> _The task_
Print the records below exactly as they appear.

[Dataset excerpts]
+++
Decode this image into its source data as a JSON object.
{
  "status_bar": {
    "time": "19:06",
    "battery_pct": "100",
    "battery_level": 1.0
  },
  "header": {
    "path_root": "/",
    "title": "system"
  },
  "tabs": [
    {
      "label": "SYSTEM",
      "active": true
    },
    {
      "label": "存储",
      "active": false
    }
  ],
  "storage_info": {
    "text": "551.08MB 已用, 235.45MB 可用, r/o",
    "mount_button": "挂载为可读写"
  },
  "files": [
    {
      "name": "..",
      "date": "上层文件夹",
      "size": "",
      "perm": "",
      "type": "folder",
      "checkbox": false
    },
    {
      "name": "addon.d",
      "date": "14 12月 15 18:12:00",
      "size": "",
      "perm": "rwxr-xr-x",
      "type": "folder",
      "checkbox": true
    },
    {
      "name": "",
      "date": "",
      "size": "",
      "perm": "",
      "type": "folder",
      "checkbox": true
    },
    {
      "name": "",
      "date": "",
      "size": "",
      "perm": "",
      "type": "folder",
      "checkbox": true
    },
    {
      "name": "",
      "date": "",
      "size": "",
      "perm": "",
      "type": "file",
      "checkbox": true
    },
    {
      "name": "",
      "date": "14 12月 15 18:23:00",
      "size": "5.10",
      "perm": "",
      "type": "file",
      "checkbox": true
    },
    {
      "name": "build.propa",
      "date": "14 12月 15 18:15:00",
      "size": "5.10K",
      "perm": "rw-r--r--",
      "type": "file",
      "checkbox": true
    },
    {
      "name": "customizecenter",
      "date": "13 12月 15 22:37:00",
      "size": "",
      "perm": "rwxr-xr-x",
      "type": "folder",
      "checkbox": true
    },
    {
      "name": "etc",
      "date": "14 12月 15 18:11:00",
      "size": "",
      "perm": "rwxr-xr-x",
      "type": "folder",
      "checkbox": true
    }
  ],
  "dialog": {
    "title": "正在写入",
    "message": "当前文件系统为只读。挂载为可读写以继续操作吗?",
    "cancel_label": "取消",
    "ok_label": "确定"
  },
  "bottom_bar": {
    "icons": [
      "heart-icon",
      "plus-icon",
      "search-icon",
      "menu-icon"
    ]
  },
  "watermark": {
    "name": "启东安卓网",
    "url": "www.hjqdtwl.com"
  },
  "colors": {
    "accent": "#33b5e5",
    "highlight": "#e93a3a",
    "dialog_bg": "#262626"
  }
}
+++
> _Output below_
Decode this image into its source data as a JSON object.
{
  "status_bar": {
    "time": "19:06",
    "battery_pct": "100",
    "battery_level": 1.0
  },
  "header": {
    "path_root": "/",
    "title": "system"
  },
  "tabs": [
    {
      "label": "SYSTEM",
      "active": true
    },
    {
      "label": "存储",
      "active": false
    }
  ],
  "storage_info": {
    "text": "551.08MB 已用, 235.45MB 可用, r/o",
    "mount_button": "挂载为可读写"
  },
  "files": [
    {
      "name": "..",
      "date": "上层文件夹",
      "size": "",
      "perm": "",
      "type": "folder",
      "checkbox": false
    },
    {
      "name": "addon.d",
      "date": "14 12月 15 18:12:00",
      "size": "",
      "perm": "rwxr-xr-x",
      "type": "folder",
      "checkbox": true
    },
    {
      "name": "",
      "date": "",
      "size": "",
      "perm": "",
      "type": "folder",
      "checkbox": true
    },
    {
      "name": "",
      "date": "",
      "size": "",
      "perm": "",
      "type": "folder",
      "checkbox": true
    },
    {
      "name": "",
      "date": "",
      "size": "",
      "perm": "",
      "type": "file",
      "checkbox": true
    },
    {
      "name": "",
      "date": "14 12月 15 18:23:00",
      "size": "5.10",
      "perm": "",
      "type": "file",
      "checkbox": true
    },
    {
      "name": "build.propa",
      "date": "14 12月 15 18:15:00",
      "size": "5.10K",
      "perm": "rw-r--r--",
      "type": "file",
      "checkbox": true
    },
    {
      "name": "customizecenter",
      "date": "13 12月 15 22:37:00",
      "size": "",
      "perm": "rwxr-xr-x",
      "type": "folder",
      "checkbox": true
    },
    {
      "name": "etc",
      "date": "14 12月 15 18:11:00",
      "size": "",
      "perm": "rwxr-xr-x",
      "type": "folder",
      "checkbox": true
    }
  ],
  "dialog": {
    "title": "正在写入",
    "message": "当前文件系统为只读。挂载为可读写以继续操作吗?",
    "cancel_label": "取消",
    "ok_label": "确定"
  },
  "bottom_bar": {
    "icons": [
      "heart-icon",
      "plus-icon",
      "search-icon",
      "menu-icon"
    ]
  },
  "watermark": {
    "name": "启东安卓网",
    "url": "www.hjqdtwl.com"
  },
  "colors": {
    "accent": "#33b5e5",
    "highlight": "#e93a3a",
    "dialog_bg": "#262626"
  }
}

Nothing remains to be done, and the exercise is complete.